Read through the entries below and return each line with the word "ylabel".

**Task input**
*-*-*

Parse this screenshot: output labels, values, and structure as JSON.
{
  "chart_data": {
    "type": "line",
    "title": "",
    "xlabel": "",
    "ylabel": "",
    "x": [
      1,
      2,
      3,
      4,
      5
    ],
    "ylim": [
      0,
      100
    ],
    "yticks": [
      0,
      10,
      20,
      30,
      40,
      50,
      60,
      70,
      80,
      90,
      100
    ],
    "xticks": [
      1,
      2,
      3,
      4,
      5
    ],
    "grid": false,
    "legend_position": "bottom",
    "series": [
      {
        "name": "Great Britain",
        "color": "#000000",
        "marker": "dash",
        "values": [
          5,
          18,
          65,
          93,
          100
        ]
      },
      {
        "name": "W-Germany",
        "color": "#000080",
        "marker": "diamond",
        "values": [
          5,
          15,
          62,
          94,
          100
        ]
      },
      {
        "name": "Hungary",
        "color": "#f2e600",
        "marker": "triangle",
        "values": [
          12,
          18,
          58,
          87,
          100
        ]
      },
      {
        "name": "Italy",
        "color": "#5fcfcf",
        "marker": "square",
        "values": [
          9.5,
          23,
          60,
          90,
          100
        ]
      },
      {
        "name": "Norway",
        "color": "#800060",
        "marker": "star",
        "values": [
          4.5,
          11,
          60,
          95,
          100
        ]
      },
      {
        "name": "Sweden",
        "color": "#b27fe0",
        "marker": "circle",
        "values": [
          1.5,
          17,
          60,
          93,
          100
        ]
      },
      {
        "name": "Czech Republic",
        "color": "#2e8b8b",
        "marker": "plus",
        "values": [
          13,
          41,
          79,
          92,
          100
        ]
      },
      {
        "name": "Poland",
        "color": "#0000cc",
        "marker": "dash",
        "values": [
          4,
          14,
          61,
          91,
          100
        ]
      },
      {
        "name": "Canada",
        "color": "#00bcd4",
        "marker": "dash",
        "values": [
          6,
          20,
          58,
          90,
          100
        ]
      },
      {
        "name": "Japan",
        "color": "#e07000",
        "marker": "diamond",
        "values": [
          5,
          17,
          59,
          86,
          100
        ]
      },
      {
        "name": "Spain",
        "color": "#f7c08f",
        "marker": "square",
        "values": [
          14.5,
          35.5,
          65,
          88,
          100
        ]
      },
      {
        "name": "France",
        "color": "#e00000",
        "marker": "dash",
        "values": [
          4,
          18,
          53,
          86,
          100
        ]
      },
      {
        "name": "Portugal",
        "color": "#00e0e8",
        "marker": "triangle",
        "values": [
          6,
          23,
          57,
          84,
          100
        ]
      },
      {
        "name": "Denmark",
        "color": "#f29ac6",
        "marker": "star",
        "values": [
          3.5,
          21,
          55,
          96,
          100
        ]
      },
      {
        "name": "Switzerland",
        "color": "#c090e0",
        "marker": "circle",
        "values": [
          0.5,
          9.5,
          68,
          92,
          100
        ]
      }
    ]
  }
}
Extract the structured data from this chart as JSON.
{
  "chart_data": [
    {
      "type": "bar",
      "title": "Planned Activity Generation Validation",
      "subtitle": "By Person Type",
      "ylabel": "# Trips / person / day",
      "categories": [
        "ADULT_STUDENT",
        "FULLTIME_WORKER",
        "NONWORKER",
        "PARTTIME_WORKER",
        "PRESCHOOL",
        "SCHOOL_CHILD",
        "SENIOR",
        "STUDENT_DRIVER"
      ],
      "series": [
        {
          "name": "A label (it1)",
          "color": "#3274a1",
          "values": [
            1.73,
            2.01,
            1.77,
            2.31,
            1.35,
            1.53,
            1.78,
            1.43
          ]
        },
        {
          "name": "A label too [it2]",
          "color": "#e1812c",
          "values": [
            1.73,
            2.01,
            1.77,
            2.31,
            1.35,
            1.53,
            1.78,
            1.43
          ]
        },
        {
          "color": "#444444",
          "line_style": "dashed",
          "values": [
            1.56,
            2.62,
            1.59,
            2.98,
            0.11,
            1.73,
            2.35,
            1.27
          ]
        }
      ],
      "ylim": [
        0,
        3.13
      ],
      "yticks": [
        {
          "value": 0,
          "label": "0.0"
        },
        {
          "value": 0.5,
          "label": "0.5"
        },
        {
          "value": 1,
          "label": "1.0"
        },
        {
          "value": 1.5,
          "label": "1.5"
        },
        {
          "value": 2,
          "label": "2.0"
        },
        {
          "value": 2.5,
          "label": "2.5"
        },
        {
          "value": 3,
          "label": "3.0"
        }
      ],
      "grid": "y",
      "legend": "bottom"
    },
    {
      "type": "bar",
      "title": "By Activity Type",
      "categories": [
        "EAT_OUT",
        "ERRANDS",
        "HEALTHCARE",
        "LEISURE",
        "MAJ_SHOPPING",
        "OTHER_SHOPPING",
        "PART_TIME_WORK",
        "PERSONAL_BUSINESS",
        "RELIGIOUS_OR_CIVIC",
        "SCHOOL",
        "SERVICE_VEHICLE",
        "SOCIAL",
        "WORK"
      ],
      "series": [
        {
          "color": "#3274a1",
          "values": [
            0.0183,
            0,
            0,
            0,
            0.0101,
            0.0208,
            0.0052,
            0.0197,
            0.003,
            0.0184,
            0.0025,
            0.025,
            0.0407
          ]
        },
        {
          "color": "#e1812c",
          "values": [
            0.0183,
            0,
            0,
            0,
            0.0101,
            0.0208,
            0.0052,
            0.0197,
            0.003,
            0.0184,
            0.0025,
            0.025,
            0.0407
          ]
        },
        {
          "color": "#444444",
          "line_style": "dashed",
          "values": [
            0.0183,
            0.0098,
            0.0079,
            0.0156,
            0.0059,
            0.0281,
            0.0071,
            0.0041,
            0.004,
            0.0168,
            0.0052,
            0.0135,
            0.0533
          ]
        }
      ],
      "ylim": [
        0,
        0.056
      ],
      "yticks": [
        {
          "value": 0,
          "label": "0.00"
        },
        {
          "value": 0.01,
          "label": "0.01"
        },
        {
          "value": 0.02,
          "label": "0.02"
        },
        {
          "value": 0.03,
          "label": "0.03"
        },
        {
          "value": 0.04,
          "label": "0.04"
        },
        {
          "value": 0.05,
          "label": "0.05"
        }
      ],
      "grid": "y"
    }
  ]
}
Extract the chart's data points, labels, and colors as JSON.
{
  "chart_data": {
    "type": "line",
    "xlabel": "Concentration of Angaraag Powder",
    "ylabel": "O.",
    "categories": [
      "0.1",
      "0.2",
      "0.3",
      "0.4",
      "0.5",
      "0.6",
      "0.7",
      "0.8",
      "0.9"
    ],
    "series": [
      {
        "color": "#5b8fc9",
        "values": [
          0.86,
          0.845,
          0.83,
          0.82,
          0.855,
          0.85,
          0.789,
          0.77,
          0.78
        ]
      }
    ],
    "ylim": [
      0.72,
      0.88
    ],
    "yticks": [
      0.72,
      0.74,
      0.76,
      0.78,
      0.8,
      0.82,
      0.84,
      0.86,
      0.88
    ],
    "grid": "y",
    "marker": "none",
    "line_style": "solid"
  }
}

*-*-*

**Solved problem**
    "ylabel": "",
      "ylabel": "# Trips / person / day",
    "ylabel": "O.",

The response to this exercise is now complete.